▸ **EXERCISE MATERIAL**
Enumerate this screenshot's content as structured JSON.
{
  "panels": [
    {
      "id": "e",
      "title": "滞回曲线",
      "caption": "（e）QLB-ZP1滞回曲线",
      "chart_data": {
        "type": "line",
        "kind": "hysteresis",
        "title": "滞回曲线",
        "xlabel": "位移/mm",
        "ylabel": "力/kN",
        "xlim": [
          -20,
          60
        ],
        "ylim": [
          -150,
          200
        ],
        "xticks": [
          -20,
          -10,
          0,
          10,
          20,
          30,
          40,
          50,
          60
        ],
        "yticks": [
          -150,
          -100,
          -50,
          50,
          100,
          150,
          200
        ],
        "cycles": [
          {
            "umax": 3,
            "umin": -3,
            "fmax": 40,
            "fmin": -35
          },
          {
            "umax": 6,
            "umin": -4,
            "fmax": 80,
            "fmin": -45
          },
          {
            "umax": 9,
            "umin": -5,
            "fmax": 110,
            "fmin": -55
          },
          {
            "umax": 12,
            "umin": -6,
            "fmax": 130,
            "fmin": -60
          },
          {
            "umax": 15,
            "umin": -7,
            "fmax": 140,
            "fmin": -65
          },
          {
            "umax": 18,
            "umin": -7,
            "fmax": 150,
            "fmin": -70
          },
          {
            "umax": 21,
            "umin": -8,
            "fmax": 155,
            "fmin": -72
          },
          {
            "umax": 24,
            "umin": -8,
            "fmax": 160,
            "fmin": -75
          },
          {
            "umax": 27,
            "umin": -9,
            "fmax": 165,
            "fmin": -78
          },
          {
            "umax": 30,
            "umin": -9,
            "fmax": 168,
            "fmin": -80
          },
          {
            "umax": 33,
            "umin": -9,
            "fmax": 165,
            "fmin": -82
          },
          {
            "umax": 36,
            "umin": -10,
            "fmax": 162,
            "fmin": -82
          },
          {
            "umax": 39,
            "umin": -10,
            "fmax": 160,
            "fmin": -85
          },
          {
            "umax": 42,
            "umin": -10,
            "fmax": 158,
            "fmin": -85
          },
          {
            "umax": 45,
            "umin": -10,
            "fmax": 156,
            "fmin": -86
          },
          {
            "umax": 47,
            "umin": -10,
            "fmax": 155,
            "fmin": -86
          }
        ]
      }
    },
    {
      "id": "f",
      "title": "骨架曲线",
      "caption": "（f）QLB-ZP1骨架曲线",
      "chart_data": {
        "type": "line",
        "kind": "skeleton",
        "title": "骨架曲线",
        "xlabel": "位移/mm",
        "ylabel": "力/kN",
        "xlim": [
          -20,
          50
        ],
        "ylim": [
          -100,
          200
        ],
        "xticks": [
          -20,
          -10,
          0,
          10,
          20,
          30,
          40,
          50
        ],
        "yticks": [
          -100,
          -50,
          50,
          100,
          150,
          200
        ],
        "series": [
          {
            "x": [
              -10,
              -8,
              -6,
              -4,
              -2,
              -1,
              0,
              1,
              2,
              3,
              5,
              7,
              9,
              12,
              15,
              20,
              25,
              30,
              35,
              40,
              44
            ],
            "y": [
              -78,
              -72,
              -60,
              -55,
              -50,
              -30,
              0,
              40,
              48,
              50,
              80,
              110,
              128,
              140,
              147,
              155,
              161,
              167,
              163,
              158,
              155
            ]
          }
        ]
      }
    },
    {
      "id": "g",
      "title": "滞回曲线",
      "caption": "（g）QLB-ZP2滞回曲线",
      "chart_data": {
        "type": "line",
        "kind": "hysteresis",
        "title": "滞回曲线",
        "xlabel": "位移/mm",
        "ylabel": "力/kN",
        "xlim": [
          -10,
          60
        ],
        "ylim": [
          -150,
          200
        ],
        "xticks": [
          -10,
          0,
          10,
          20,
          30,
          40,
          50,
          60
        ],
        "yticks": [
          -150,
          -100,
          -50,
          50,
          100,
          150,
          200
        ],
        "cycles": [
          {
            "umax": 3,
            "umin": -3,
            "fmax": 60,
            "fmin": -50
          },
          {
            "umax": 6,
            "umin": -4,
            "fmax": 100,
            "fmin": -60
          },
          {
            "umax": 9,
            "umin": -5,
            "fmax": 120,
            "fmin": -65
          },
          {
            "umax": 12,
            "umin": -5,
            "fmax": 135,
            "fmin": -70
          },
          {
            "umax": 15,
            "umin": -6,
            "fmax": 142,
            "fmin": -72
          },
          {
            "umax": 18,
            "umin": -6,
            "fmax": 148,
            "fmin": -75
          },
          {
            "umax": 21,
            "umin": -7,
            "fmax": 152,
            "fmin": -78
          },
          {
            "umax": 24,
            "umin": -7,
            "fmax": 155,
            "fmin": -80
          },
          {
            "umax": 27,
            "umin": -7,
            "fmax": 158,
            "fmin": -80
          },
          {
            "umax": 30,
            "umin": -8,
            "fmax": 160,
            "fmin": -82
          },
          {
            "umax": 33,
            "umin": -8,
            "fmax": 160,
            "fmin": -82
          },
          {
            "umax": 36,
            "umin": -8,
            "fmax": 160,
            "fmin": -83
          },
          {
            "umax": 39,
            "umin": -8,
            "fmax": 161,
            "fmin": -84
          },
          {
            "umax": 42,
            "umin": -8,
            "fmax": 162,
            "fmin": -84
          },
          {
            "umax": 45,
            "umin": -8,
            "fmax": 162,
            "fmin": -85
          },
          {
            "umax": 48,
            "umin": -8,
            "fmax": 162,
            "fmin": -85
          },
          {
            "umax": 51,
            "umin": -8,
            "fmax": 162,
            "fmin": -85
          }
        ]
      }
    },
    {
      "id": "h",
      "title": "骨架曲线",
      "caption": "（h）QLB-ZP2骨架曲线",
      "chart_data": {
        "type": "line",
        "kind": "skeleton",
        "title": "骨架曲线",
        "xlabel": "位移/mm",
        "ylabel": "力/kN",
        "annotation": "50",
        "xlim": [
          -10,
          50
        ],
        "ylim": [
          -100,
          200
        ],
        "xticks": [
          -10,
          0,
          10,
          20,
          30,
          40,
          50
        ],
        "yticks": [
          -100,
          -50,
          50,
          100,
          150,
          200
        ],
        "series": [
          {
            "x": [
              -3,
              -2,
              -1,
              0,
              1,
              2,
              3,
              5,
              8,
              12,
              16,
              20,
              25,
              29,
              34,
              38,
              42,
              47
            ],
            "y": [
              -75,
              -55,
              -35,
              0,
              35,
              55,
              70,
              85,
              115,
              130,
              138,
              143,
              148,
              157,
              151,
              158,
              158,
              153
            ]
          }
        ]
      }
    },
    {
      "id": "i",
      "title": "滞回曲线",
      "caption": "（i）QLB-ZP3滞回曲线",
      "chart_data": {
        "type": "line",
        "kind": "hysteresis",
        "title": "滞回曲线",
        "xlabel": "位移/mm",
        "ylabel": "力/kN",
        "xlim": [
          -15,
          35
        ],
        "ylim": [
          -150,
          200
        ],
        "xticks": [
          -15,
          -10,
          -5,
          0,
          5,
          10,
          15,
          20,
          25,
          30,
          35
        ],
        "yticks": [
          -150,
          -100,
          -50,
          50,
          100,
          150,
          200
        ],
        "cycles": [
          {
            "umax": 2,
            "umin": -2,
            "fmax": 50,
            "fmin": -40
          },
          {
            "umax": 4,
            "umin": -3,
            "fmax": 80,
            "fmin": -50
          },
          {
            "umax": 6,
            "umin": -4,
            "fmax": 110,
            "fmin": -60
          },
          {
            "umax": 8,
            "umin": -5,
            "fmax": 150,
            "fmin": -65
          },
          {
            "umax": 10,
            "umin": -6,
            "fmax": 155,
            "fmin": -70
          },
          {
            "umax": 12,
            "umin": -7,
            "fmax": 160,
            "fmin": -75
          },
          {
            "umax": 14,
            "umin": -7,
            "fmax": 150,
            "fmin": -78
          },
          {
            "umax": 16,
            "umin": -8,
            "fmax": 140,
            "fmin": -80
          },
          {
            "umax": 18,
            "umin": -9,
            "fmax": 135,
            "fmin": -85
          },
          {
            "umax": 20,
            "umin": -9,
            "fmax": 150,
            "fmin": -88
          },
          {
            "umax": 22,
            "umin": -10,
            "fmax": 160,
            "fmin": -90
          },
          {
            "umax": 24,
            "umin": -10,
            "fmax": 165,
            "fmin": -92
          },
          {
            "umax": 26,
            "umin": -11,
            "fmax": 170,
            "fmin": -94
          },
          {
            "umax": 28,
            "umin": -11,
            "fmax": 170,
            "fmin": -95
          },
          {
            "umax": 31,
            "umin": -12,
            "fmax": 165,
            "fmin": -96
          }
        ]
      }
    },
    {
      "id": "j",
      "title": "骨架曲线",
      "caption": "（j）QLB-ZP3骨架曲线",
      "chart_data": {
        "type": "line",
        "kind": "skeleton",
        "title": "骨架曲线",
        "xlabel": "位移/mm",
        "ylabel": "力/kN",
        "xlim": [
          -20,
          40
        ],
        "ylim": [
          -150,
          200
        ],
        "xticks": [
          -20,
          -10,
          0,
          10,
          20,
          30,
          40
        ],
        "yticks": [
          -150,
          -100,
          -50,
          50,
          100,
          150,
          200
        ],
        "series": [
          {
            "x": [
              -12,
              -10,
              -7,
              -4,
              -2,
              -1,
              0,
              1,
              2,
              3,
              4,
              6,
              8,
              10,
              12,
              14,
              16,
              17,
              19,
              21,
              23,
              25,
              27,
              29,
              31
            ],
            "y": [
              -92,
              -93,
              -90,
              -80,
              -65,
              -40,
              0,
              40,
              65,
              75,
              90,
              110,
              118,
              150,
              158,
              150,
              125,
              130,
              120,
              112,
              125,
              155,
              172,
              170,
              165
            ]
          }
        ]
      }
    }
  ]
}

▸ **YOUR GOAL**
Only the number is wanted: how many lines of the material above include the word "caption"?

▸ **FULL SOLUTION**
6